> Task objective:
Track down each line that has the word "Schätzung" and copy it.

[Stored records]
┏━━

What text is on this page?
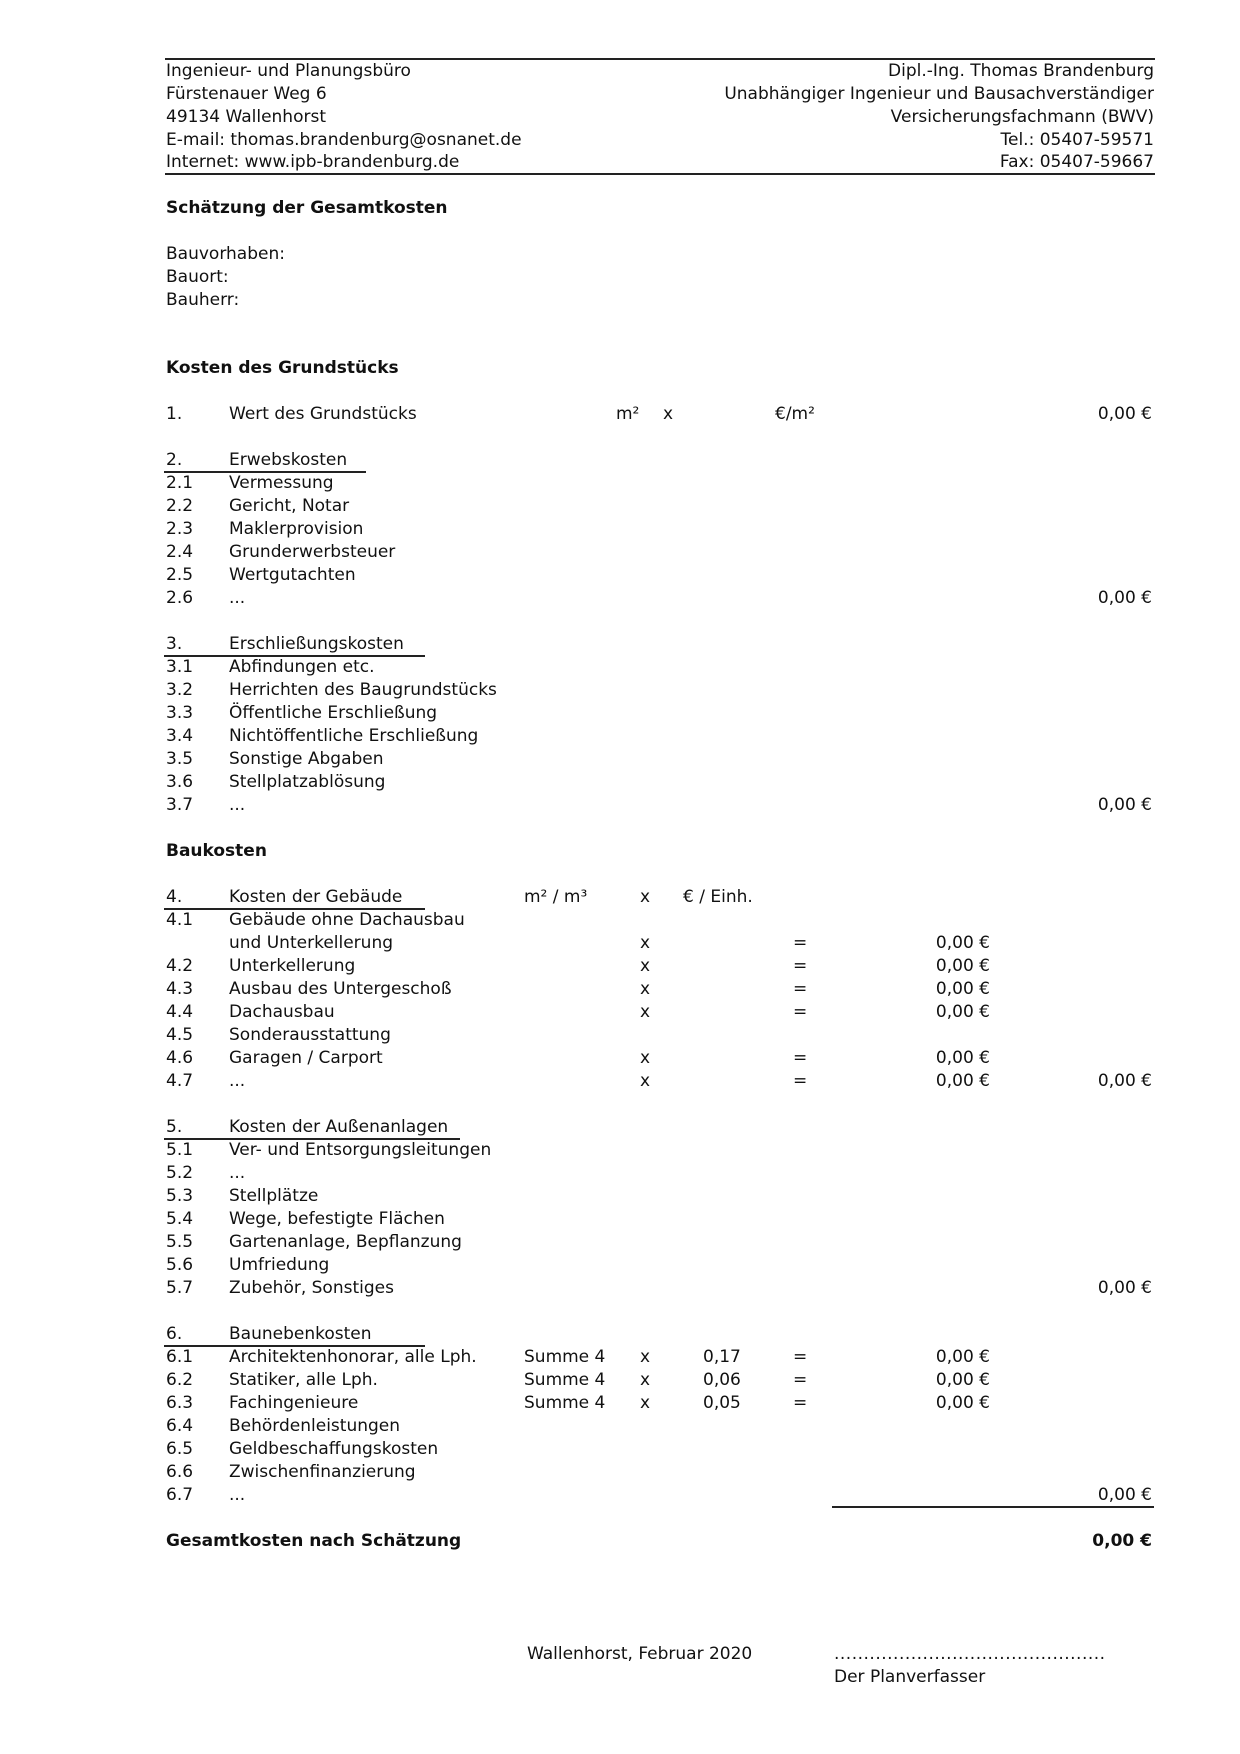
Ingenieur- und Planungsbüro
Fürstenauer Weg 6
49134 Wallenhorst
E-mail: thomas.brandenburg@osnanet.de
Internet: www.ipb-brandenburg.de
Dipl.-Ing. Thomas Brandenburg
Unabhängiger Ingenieur und Bausachverständiger
Versicherungsfachmann (BWV)
Tel.: 05407-59571
Fax: 05407-59667
Schätzung der Gesamtkosten
Bauvorhaben:
Bauort:
Bauherr:
Kosten des Grundstücks
1.	Wert des Grundstücks	m² x	€/m²	0,00 €
2.	Erwebskosten
2.1 Vermessung
2.2 Gericht, Notar
2.3 Maklerprovision
2.4 Grunderwerbsteuer
2.5 Wertgutachten
2.6 ...	0,00 €
3.	Erschließungskosten
3.1 Abfindungen etc.
3.2 Herrichten des Baugrundstücks
3.3 Öffentliche Erschließung
3.4 Nichtöffentliche Erschließung
3.5 Sonstige Abgaben
3.6 Stellplatzablösung
3.7 ...	0,00 €
Baukosten
4.	Kosten der Gebäude	m² / m³	x € / Einh.
4.1 Gebäude ohne Dachausbau
und Unterkellerung	x	=	0,00 €
4.2 Unterkellerung	x	=	0,00 €
4.3 Ausbau des Untergeschoß	x	=	0,00 €
4.4 Dachausbau	x	=	0,00 €
4.5 Sonderausstattung
4.6 Garagen / Carport	x	=	0,00 €
4.7 ...	x	=	0,00 €	0,00 €
5.	Kosten der Außenanlagen
5.1 Ver- und Entsorgungsleitungen
5.2 ...
5.3 Stellplätze
5.4 Wege, befestigte Flächen
5.5 Gartenanlage, Bepflanzung
5.6 Umfriedung
5.7 Zubehör, Sonstiges	0,00 €
6.	Baunebenkosten
6.1 Architektenhonorar, alle Lph.	Summe 4 x	0,17	=	0,00 €
6.2 Statiker, alle Lph.	Summe 4 x	0,06	=	0,00 €
6.3 Fachingenieure	Summe 4 x	0,05	=	0,00 €
6.4 Behördenleistungen
6.5 Geldbeschaffungskosten
6.6 Zwischenfinanzierung
6.7 ...	0,00 €
Gesamtkosten nach Schätzung	0,00 €
Wallenhorst, Februar 2020	..............................................
Der Planverfasser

┗━━

> Response below:
Schätzung der Gesamtkosten
Gesamtkosten nach Schätzung	0,00 €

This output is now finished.